» **WRITTEN INSTRUCTION**: Identify the lines that contain the word "this", then copy them.

» **Records from a dataset**:
* start *
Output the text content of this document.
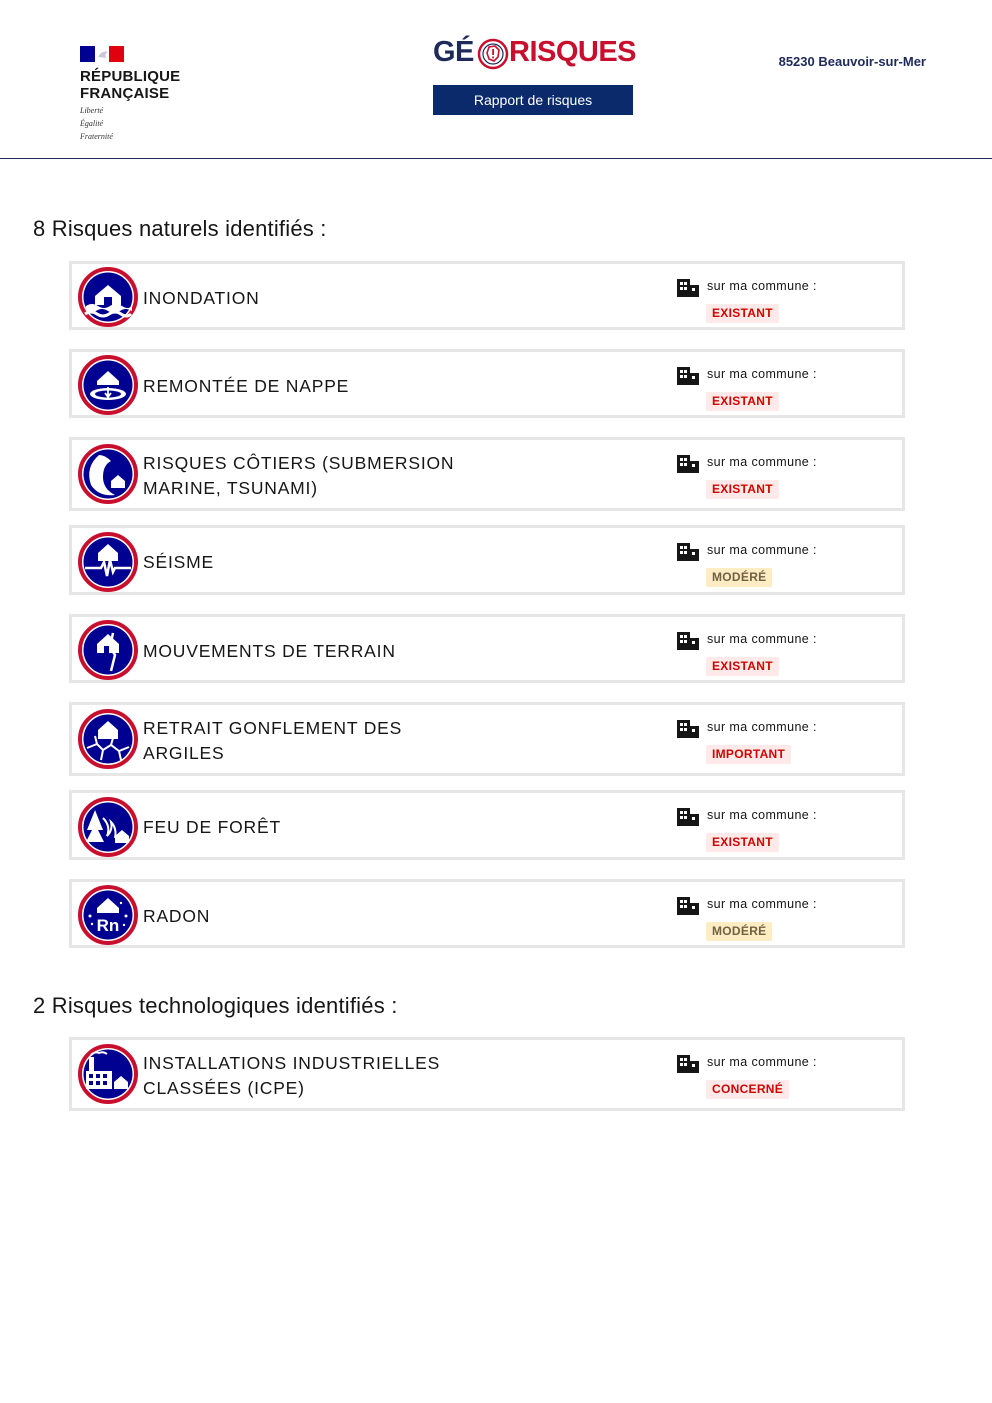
RÉPUBLIQUE
FRANÇAISE
Liberté
Égalité
Fraternité
GÉ RISQUES
Rapport de risques
85230 Beauvoir-sur-Mer
8 Risques naturels identifiés :
INONDATION
sur ma commune :
EXISTANT
REMONTÉE DE NAPPE
sur ma commune :
EXISTANT
RISQUES CÔTIERS (SUBMERSION
MARINE, TSUNAMI)
sur ma commune :
EXISTANT
SÉISME
sur ma commune :
MODÉRÉ
MOUVEMENTS DE TERRAIN
sur ma commune :
EXISTANT
RETRAIT GONFLEMENT DES
ARGILES
sur ma commune :
IMPORTANT
FEU DE FORÊT
sur ma commune :
EXISTANT
Rn RADON
sur ma commune :
MODÉRÉ
2 Risques technologiques identifiés :
INSTALLATIONS INDUSTRIELLES
CLASSÉES (ICPE)
sur ma commune :
CONCERNÉ
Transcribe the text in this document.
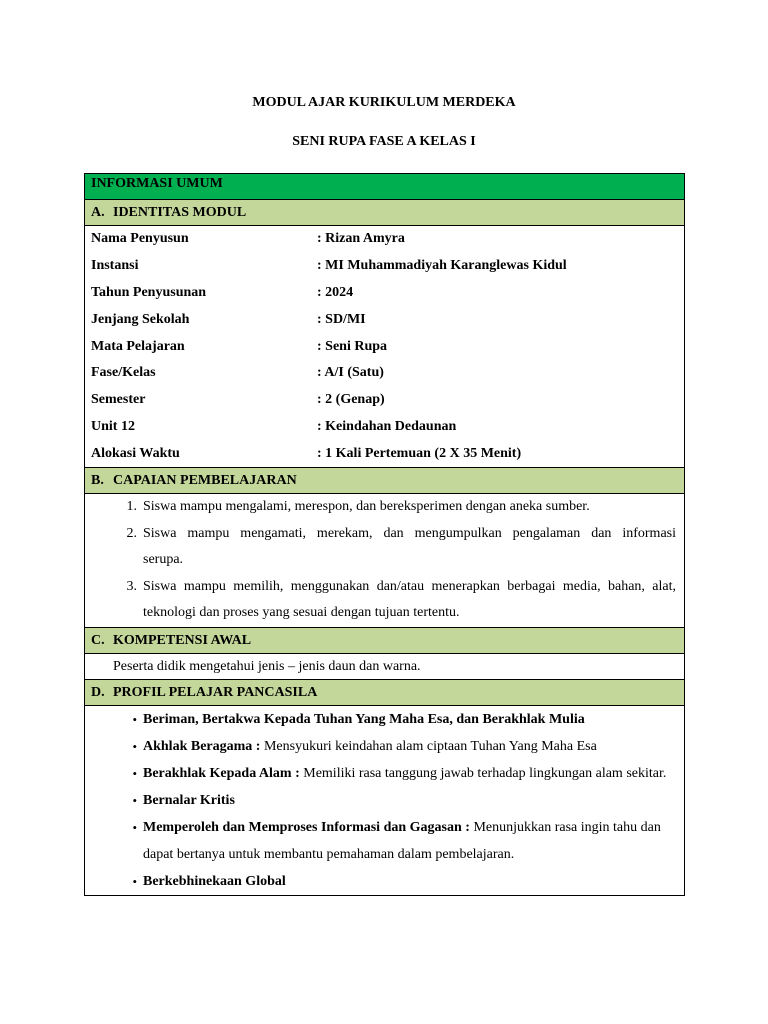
MODUL AJAR KURIKULUM MERDEKA
SENI RUPA FASE A KELAS I
INFORMASI UMUM
A. IDENTITAS MODUL

Nama Penyusun	: Rizan Amyra
Instansi	: MI Muhammadiyah Karanglewas Kidul
Tahun Penyusunan	: 2024
Jenjang Sekolah	: SD/MI
Mata Pelajaran	: Seni Rupa
Fase/Kelas	: A/I (Satu)
Semester	: 2 (Genap)
Unit 12	: Keindahan Dedaunan
Alokasi Waktu	: 1 Kali Pertemuan (2 X 35 Menit)

B. CAPAIAN PEMBELAJARAN

1. Siswa mampu mengalami, merespon, dan bereksperimen dengan aneka sumber.
2. Siswa mampu mengamati, merekam, dan mengumpulkan pengalaman dan informasi
serupa.
3. Siswa mampu memilih, menggunakan dan/atau menerapkan berbagai media, bahan, alat,
teknologi dan proses yang sesuai dengan tujuan tertentu.

C. KOMPETENSI AWAL
Peserta didik mengetahui jenis – jenis daun dan warna.
D. PROFIL PELAJAR PANCASILA

• Beriman, Bertakwa Kepada Tuhan Yang Maha Esa, dan Berakhlak Mulia
• Akhlak Beragama : Mensyukuri keindahan alam ciptaan Tuhan Yang Maha Esa
• Berakhlak Kepada Alam : Memiliki rasa tanggung jawab terhadap lingkungan alam sekitar.
• Bernalar Kritis
• Memperoleh dan Memproses Informasi dan Gagasan : Menunjukkan rasa ingin tahu dan dapat bertanya untuk membantu pemahaman dalam pembelajaran.
• Berkebhinekaan Global
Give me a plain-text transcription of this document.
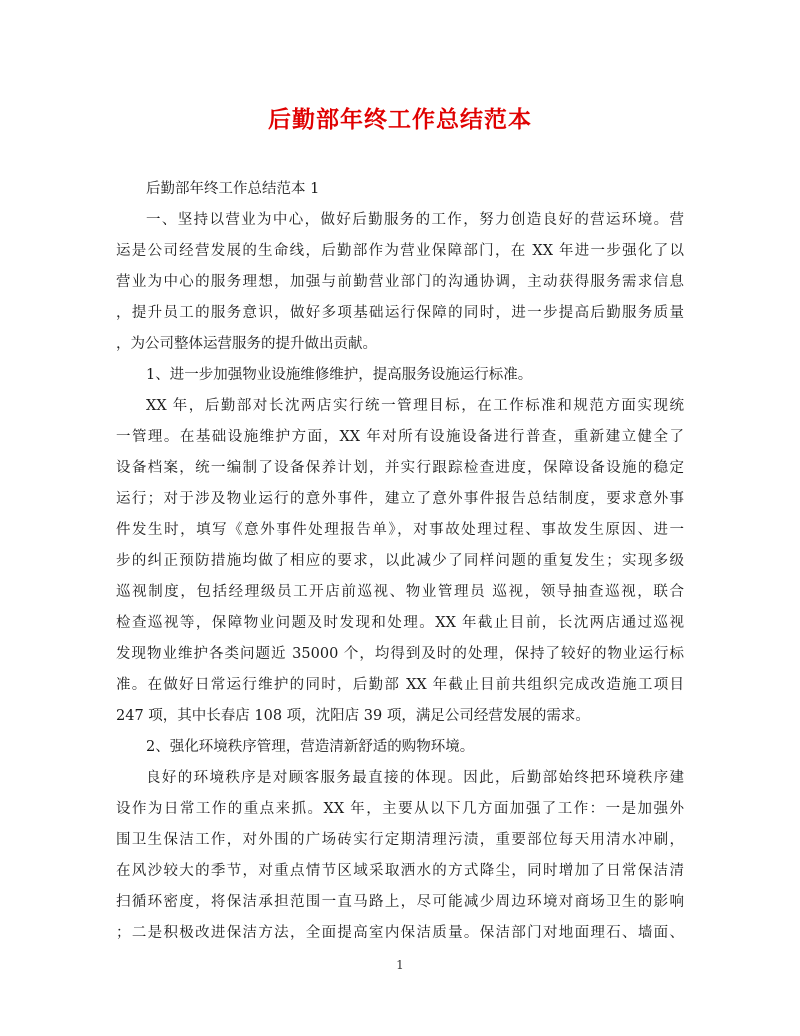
后勤部年终工作总结范本
后勤部年终工作总结范本 1
一、坚持以营业为中心，做好后勤服务的工作，努力创造良好的营运环境。营
运是公司经营发展的生命线，后勤部作为营业保障部门，在 XX 年进一步强化了以
营业为中心的服务理想，加强与前勤营业部门的沟通协调，主动获得服务需求信息
，提升员工的服务意识，做好多项基础运行保障的同时，进一步提高后勤服务质量
，为公司整体运营服务的提升做出贡献。
1、进一步加强物业设施维修维护，提高服务设施运行标准。
XX 年，后勤部对长沈两店实行统一管理目标，在工作标准和规范方面实现统
一管理。在基础设施维护方面，XX 年对所有设施设备进行普查，重新建立健全了
设备档案，统一编制了设备保养计划，并实行跟踪检查进度，保障设备设施的稳定
运行；对于涉及物业运行的意外事件，建立了意外事件报告总结制度，要求意外事
件发生时，填写《意外事件处理报告单》，对事故处理过程、事故发生原因、进一
步的纠正预防措施均做了相应的要求，以此减少了同样问题的重复发生；实现多级
巡视制度，包括经理级员工开店前巡视、物业管理员 巡视，领导抽查巡视，联合
检查巡视等，保障物业问题及时发现和处理。XX 年截止目前，长沈两店通过巡视
发现物业维护各类问题近 35000 个，均得到及时的处理，保持了较好的物业运行标
准。在做好日常运行维护的同时，后勤部 XX 年截止目前共组织完成改造施工项目
247 项，其中长春店 108 项，沈阳店 39 项，满足公司经营发展的需求。
2、强化环境秩序管理，营造清新舒适的购物环境。
良好的环境秩序是对顾客服务最直接的体现。因此，后勤部始终把环境秩序建
设作为日常工作的重点来抓。XX 年，主要从以下几方面加强了工作：一是加强外
围卫生保洁工作，对外围的广场砖实行定期清理污渍，重要部位每天用清水冲刷，
在风沙较大的季节，对重点情节区域采取洒水的方式降尘，同时增加了日常保洁清
扫循环密度，将保洁承担范围一直马路上，尽可能减少周边环境对商场卫生的影响
；二是积极改进保洁方法，全面提高室内保洁质量。保洁部门对地面理石、墙面、
1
* end *
» **ANSWER TO THE TASK**:
Output the text content of this document.
Transcribe the text in this document.
Give me a plain-text transcription of this document.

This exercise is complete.